╭──

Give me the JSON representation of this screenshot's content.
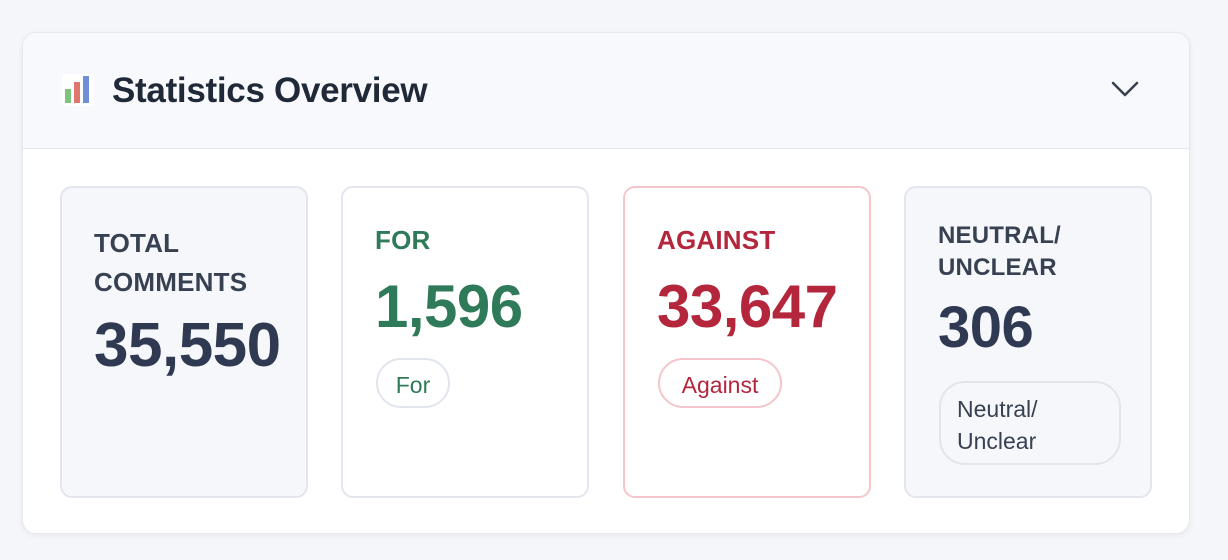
{
  "header": {
    "title": "Statistics Overview",
    "icon": "bar-chart-icon",
    "collapse_icon": "chevron-down-icon"
  },
  "stats": {
    "total": {
      "label": "TOTAL\nCOMMENTS",
      "value": "35,550"
    },
    "for": {
      "label": "FOR",
      "value": "1,596",
      "badge": "For",
      "color": "#2f7a58"
    },
    "against": {
      "label": "AGAINST",
      "value": "33,647",
      "badge": "Against",
      "color": "#b3263c"
    },
    "neutral": {
      "label": "NEUTRAL/\nUNCLEAR",
      "value": "306",
      "badge": "Neutral/\nUnclear",
      "color": "#374151"
    }
  }
}
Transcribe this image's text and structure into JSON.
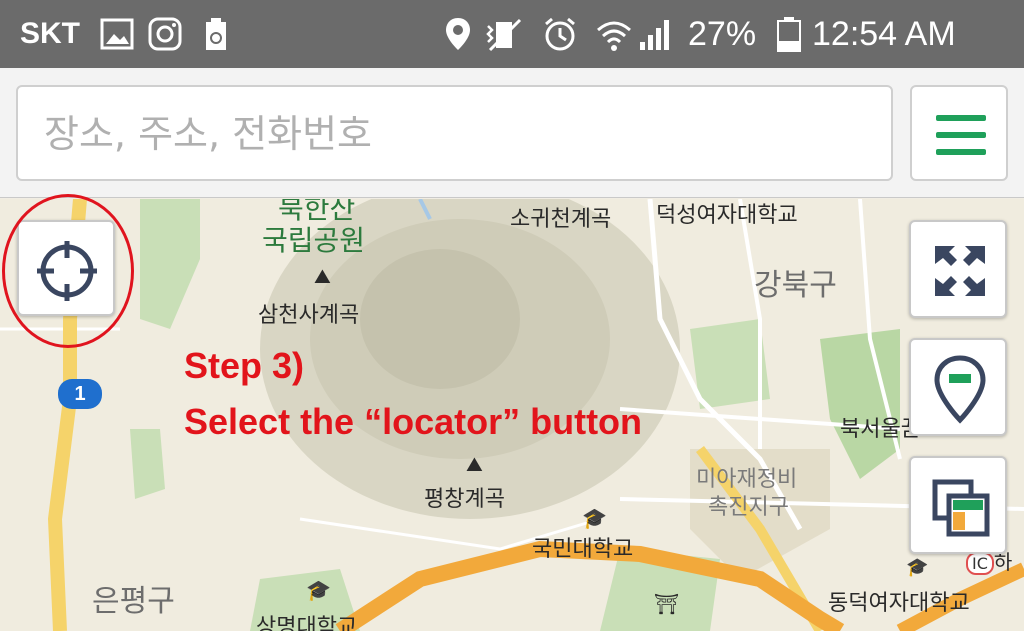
{
  "status_bar": {
    "carrier": "SKT",
    "battery_percent": "27%",
    "time": "12:54 AM",
    "icons": [
      "image-icon",
      "instagram-icon",
      "recycle-icon",
      "location-icon",
      "vibrate-icon",
      "alarm-icon",
      "wifi-icon",
      "signal-icon",
      "battery-icon"
    ]
  },
  "search": {
    "placeholder": "장소, 주소, 전화번호"
  },
  "map": {
    "labels": {
      "bukhansan": "북한산",
      "national_park": "국립공원",
      "samcheonsa": "삼천사계곡",
      "sogwicheon": "소귀천계곡",
      "duksung": "덕성여자대학교",
      "gangbuk": "강북구",
      "bukseoul": "북서울꿈",
      "miajae_1": "미아재정비",
      "miajae_2": "촉진지구",
      "pyeongchang": "평창계곡",
      "kookmin": "국민대학교",
      "eunpyeong": "은평구",
      "dongduk": "동덕여자대학교",
      "sangmyung": "상명대학교",
      "ic": "IC",
      "ic_suffix": "하",
      "route_number": "1"
    }
  },
  "annotation": {
    "line1": "Step 3)",
    "line2": "Select the “locator” button"
  },
  "colors": {
    "accent_green": "#1fa05a",
    "annotation_red": "#e2141b",
    "icon_navy": "#3a4660",
    "road_orange": "#f2a93b"
  }
}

╰──

Exercise requirements >>
Your task is to pick out every line with the string "JSON" and copy it.

Exercise solution >>
Give me the JSON representation of this screenshot's content.
Transcribe this image's text and structure into JSON.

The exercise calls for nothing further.